**** Material supplied

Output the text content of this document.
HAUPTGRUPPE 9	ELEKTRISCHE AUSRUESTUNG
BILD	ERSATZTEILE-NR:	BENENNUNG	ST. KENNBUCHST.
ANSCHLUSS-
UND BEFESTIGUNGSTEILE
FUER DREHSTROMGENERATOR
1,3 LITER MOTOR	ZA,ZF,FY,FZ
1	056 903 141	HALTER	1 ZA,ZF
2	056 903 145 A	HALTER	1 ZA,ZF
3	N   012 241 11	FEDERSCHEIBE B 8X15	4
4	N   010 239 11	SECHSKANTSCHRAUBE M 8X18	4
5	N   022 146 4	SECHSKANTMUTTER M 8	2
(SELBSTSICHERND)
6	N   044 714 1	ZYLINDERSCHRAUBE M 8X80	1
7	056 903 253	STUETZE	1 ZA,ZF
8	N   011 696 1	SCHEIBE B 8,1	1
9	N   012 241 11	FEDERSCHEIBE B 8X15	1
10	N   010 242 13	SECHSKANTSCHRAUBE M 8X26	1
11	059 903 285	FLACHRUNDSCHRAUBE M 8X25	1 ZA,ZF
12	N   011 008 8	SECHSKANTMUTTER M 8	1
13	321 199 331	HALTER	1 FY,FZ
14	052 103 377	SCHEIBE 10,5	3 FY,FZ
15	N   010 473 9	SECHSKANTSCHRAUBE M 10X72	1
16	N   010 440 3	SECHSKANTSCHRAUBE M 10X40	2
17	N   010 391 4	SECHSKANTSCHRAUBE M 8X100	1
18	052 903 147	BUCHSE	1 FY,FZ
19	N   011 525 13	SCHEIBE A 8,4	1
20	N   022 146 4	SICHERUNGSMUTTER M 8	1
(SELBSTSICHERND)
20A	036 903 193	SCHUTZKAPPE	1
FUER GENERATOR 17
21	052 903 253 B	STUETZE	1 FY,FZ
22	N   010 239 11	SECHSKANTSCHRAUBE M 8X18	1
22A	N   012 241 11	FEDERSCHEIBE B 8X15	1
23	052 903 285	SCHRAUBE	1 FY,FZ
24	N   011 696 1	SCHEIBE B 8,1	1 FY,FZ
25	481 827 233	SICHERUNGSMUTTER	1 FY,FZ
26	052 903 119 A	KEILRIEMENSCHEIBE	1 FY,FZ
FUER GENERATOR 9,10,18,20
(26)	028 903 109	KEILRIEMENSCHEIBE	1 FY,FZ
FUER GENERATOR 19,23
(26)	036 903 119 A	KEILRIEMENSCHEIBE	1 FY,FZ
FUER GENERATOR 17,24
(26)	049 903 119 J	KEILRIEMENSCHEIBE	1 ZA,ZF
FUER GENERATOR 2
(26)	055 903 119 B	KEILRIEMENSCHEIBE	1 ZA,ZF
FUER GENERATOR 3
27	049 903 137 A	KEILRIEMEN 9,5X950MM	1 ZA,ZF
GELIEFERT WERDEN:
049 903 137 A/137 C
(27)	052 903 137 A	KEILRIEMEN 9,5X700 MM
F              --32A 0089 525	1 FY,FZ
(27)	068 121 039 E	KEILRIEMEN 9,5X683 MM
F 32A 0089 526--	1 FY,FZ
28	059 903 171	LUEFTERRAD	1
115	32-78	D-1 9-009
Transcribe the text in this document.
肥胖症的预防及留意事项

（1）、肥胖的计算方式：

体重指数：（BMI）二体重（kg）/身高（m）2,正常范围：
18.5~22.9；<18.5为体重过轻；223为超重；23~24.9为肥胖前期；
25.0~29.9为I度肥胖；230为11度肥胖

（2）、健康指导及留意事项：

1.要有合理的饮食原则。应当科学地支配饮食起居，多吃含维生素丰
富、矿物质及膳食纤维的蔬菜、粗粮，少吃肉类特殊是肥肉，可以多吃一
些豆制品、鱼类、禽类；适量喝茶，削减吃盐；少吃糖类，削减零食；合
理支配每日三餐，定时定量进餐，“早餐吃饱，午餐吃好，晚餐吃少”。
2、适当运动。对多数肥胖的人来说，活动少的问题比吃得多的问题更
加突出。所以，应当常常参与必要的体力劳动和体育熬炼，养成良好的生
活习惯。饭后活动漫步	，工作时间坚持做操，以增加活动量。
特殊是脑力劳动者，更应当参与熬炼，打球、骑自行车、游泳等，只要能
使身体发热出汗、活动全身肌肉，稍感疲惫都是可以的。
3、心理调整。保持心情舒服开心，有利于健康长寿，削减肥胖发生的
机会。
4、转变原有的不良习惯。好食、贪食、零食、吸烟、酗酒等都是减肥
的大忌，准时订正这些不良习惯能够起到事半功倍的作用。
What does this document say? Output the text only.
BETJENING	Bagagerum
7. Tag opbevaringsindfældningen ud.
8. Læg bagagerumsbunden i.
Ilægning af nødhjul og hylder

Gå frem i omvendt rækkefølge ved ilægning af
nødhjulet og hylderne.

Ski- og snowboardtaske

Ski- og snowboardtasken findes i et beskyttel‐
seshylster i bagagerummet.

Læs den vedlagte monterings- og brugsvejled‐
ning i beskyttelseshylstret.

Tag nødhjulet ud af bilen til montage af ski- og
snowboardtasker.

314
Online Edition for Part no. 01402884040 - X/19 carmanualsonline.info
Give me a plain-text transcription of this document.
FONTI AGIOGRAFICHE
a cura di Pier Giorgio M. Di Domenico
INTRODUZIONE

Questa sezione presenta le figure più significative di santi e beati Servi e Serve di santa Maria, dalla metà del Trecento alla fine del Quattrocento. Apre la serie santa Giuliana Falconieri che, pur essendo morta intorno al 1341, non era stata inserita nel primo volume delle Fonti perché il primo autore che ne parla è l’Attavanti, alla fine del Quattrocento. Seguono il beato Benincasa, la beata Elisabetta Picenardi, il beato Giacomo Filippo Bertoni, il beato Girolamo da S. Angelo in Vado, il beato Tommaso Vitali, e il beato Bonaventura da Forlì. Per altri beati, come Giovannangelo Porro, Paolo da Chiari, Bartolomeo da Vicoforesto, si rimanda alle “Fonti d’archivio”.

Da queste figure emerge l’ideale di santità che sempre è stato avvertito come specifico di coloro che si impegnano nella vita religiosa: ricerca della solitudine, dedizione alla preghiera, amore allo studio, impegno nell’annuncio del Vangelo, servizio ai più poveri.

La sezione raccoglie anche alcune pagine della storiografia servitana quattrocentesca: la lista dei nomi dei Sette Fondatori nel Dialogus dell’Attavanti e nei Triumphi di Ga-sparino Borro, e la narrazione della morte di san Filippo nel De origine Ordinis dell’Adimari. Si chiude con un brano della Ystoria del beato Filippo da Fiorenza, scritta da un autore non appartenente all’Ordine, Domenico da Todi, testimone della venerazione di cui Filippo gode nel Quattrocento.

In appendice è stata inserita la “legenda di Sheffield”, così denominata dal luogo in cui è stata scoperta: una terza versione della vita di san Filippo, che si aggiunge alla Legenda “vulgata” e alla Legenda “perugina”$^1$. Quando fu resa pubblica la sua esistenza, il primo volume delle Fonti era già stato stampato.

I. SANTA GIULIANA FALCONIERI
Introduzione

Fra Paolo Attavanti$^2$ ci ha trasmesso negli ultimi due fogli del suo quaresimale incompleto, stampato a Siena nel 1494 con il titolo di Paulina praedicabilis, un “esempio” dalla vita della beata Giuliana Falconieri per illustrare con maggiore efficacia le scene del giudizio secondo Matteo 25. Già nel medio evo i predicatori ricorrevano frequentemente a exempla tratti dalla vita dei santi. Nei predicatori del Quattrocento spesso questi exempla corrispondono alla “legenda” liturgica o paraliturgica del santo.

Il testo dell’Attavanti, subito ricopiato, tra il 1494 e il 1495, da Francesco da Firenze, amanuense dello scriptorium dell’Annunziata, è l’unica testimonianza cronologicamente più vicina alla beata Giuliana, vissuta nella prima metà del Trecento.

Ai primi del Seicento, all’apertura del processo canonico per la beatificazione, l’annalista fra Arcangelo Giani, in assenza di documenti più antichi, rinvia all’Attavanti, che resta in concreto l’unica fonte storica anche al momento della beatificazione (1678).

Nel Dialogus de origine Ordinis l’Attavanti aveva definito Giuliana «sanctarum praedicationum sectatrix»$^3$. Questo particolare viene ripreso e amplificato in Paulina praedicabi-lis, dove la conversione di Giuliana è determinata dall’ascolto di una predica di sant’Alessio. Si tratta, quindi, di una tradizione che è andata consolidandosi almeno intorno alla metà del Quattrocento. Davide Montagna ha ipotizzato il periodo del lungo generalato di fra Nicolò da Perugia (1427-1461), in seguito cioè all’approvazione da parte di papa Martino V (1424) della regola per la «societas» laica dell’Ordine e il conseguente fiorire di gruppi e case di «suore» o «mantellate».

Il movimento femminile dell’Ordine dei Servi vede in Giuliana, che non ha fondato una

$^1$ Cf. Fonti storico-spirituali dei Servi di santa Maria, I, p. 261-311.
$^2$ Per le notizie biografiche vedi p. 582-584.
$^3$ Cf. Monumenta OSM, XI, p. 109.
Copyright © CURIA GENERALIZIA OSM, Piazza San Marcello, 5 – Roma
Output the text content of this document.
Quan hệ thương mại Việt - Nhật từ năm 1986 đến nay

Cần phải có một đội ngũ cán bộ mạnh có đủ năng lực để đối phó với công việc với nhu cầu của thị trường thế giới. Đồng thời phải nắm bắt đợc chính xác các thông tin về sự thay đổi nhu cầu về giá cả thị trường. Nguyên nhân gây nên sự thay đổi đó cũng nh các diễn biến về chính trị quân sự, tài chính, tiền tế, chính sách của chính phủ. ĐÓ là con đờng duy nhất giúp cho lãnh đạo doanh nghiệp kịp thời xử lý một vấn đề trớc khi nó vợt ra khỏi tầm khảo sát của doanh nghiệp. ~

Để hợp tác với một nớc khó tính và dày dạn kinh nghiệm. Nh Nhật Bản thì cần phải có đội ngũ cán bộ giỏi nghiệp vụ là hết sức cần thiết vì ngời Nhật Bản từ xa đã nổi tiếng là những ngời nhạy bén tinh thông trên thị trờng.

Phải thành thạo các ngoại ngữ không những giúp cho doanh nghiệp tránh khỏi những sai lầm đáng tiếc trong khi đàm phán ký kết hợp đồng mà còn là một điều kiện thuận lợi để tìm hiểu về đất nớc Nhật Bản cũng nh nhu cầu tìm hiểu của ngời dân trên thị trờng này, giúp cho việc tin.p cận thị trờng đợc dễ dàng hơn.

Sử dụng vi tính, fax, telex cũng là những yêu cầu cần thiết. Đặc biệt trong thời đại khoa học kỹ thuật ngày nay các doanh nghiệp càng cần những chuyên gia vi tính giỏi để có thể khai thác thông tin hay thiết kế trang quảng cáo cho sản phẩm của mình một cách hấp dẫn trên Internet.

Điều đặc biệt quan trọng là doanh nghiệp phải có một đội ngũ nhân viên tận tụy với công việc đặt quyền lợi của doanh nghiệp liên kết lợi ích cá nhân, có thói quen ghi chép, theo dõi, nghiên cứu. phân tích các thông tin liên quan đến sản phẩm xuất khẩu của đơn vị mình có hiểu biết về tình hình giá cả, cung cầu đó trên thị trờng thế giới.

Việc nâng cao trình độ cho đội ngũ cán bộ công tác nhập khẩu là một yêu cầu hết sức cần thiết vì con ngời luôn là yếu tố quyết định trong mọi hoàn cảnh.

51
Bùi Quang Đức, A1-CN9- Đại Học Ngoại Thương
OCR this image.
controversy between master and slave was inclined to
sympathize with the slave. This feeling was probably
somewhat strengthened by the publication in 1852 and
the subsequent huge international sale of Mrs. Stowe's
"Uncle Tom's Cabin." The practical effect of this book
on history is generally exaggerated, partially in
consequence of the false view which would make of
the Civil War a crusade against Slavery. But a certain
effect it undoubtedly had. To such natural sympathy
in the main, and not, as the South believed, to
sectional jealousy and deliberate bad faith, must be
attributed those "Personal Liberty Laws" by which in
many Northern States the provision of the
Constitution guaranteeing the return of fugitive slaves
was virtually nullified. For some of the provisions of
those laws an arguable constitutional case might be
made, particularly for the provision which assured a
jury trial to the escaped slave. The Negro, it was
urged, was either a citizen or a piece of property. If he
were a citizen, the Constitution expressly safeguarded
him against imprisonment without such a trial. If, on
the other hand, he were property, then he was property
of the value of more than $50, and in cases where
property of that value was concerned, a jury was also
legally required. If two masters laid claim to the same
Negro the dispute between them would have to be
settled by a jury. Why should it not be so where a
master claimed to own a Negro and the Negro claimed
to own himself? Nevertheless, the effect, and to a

********

*Goal:* Copy every line of the listing that includes the string "which".

*Correct response:*
consequence of the false view which would make of
attributed those "Personal Liberty Laws" by which in
made, particularly for the provision which assured a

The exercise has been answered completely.